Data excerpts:

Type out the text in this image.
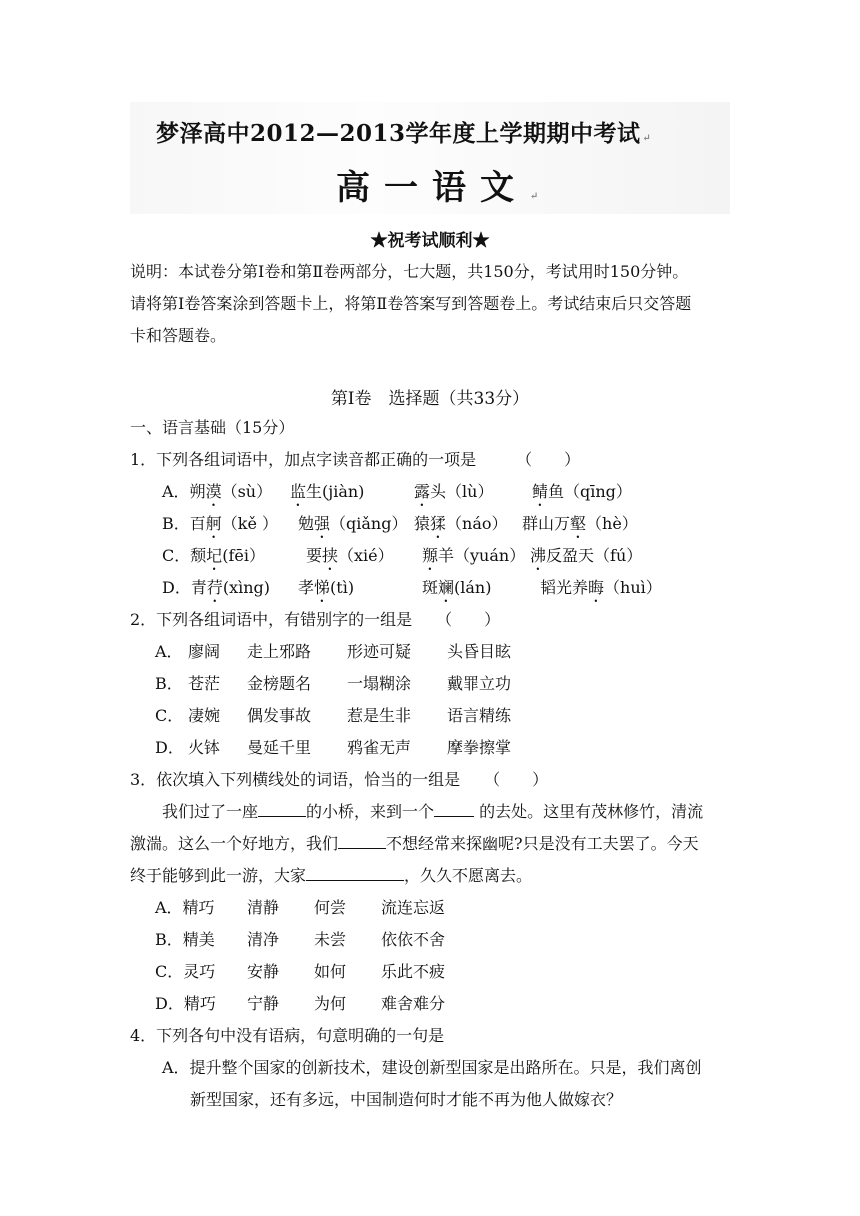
梦泽高中2012—2013学年度上学期期中考试 ↵
高一语文 ↵
★祝考试顺利★
说明：本试卷分第Ⅰ卷和第Ⅱ卷两部分，七大题，共150分，考试用时150分钟。
请将第Ⅰ卷答案涂到答题卡上，将第Ⅱ卷答案写到答题卷上。考试结束后只交答题
卡和答题卷。
第Ⅰ卷　选择题（共33分）
一、语言基础（15分）
1．下列各组词语中，加点字读音都正确的一项是　　　（　　）
A．朔漠（sù） 监生(jiàn)	露头（lù） 鲭鱼（qīng）
B．百舸（kě ） 勉强（qiǎng） 猿猱（náo） 群山万壑（hè）
C．颓圮(fēi）	要挟（xié） 羱羊（yuán） 沸反盈天（fú）
D．青荇(xìng) 孝悌(tì)	斑斓(lán)	韬光养晦（huì）
2．下列各组词语中，有错别字的一组是　　（　　）
A． 廖阔 走上邪路 形迹可疑 头昏目眩
B． 苍茫 金榜题名 一塌糊涂 戴罪立功
C． 凄婉 偶发事故 惹是生非 语言精练
D． 火钵 曼延千里 鸦雀无声 摩拳擦掌
3．依次填入下列横线处的词语，恰当的一组是　　（　　）
我们过了一座	的小桥，来到一个	的去处。这里有茂林修竹，清流
激湍。这么一个好地方，我们	不想经常来探幽呢?只是没有工夫罢了。今天
终于能够到此一游，大家	，久久不愿离去。
A．精巧 清静 何尝 流连忘返
B．精美 清净 未尝 依依不舍
C．灵巧 安静 如何 乐此不疲
D．精巧 宁静 为何 难舍难分
4．下列各句中没有语病，句意明确的一句是
A．提升整个国家的创新技术，建设创新型国家是出路所在。只是，我们离创
新型国家，还有多远，中国制造何时才能不再为他人做嫁衣？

** The request **
Repeat the material verbatim. Do not carry over any picture.

** Answer **
Type out the text in this image.
梦泽高中2012—2013学年度上学期期中考试 ↵
高一语文 ↵
★祝考试顺利★
说明：本试卷分第Ⅰ卷和第Ⅱ卷两部分，七大题，共150分，考试用时150分钟。
请将第Ⅰ卷答案涂到答题卡上，将第Ⅱ卷答案写到答题卷上。考试结束后只交答题
卡和答题卷。
第Ⅰ卷　选择题（共33分）
一、语言基础（15分）
1．下列各组词语中，加点字读音都正确的一项是　　　（　　）
A．朔漠（sù） 监生(jiàn)	露头（lù） 鲭鱼（qīng）
B．百舸（kě ） 勉强（qiǎng） 猿猱（náo） 群山万壑（hè）
C．颓圮(fēi）	要挟（xié） 羱羊（yuán） 沸反盈天（fú）
D．青荇(xìng) 孝悌(tì)	斑斓(lán)	韬光养晦（huì）
2．下列各组词语中，有错别字的一组是　　（　　）
A． 廖阔 走上邪路 形迹可疑 头昏目眩
B． 苍茫 金榜题名 一塌糊涂 戴罪立功
C． 凄婉 偶发事故 惹是生非 语言精练
D． 火钵 曼延千里 鸦雀无声 摩拳擦掌
3．依次填入下列横线处的词语，恰当的一组是　　（　　）
我们过了一座	的小桥，来到一个	的去处。这里有茂林修竹，清流
激湍。这么一个好地方，我们	不想经常来探幽呢?只是没有工夫罢了。今天
终于能够到此一游，大家	，久久不愿离去。
A．精巧 清静 何尝 流连忘返
B．精美 清净 未尝 依依不舍
C．灵巧 安静 如何 乐此不疲
D．精巧 宁静 为何 难舍难分
4．下列各句中没有语病，句意明确的一句是
A．提升整个国家的创新技术，建设创新型国家是出路所在。只是，我们离创
新型国家，还有多远，中国制造何时才能不再为他人做嫁衣？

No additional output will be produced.